Give the data below again, word for word.

···

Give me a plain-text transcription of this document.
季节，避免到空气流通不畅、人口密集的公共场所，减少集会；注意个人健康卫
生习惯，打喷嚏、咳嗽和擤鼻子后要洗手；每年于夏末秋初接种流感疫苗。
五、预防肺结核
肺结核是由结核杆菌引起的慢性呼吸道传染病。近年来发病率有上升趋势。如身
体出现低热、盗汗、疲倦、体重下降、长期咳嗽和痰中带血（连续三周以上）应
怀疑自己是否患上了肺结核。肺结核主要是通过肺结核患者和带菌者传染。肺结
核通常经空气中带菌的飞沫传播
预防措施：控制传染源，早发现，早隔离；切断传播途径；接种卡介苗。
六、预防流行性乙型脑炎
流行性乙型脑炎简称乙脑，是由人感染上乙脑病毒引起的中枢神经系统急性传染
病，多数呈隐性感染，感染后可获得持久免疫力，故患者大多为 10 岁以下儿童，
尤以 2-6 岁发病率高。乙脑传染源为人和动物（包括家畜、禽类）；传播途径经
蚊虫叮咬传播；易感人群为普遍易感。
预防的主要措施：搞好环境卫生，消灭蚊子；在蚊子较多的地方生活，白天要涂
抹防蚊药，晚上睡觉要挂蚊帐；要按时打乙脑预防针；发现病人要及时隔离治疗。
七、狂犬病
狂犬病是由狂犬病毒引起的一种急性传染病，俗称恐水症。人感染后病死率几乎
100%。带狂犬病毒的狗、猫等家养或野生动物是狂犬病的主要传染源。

···

*Task response*
Give me a plain-text transcription of this document.
季节，避免到空气流通不畅、人口密集的公共场所，减少集会；注意个人健康卫
生习惯，打喷嚏、咳嗽和擤鼻子后要洗手；每年于夏末秋初接种流感疫苗。
五、预防肺结核
肺结核是由结核杆菌引起的慢性呼吸道传染病。近年来发病率有上升趋势。如身
体出现低热、盗汗、疲倦、体重下降、长期咳嗽和痰中带血（连续三周以上）应
怀疑自己是否患上了肺结核。肺结核主要是通过肺结核患者和带菌者传染。肺结
核通常经空气中带菌的飞沫传播
预防措施：控制传染源，早发现，早隔离；切断传播途径；接种卡介苗。
六、预防流行性乙型脑炎
流行性乙型脑炎简称乙脑，是由人感染上乙脑病毒引起的中枢神经系统急性传染
病，多数呈隐性感染，感染后可获得持久免疫力，故患者大多为 10 岁以下儿童，
尤以 2-6 岁发病率高。乙脑传染源为人和动物（包括家畜、禽类）；传播途径经
蚊虫叮咬传播；易感人群为普遍易感。
预防的主要措施：搞好环境卫生，消灭蚊子；在蚊子较多的地方生活，白天要涂
抹防蚊药，晚上睡觉要挂蚊帐；要按时打乙脑预防针；发现病人要及时隔离治疗。
七、狂犬病
狂犬病是由狂犬病毒引起的一种急性传染病，俗称恐水症。人感染后病死率几乎
100%。带狂犬病毒的狗、猫等家养或野生动物是狂犬病的主要传染源。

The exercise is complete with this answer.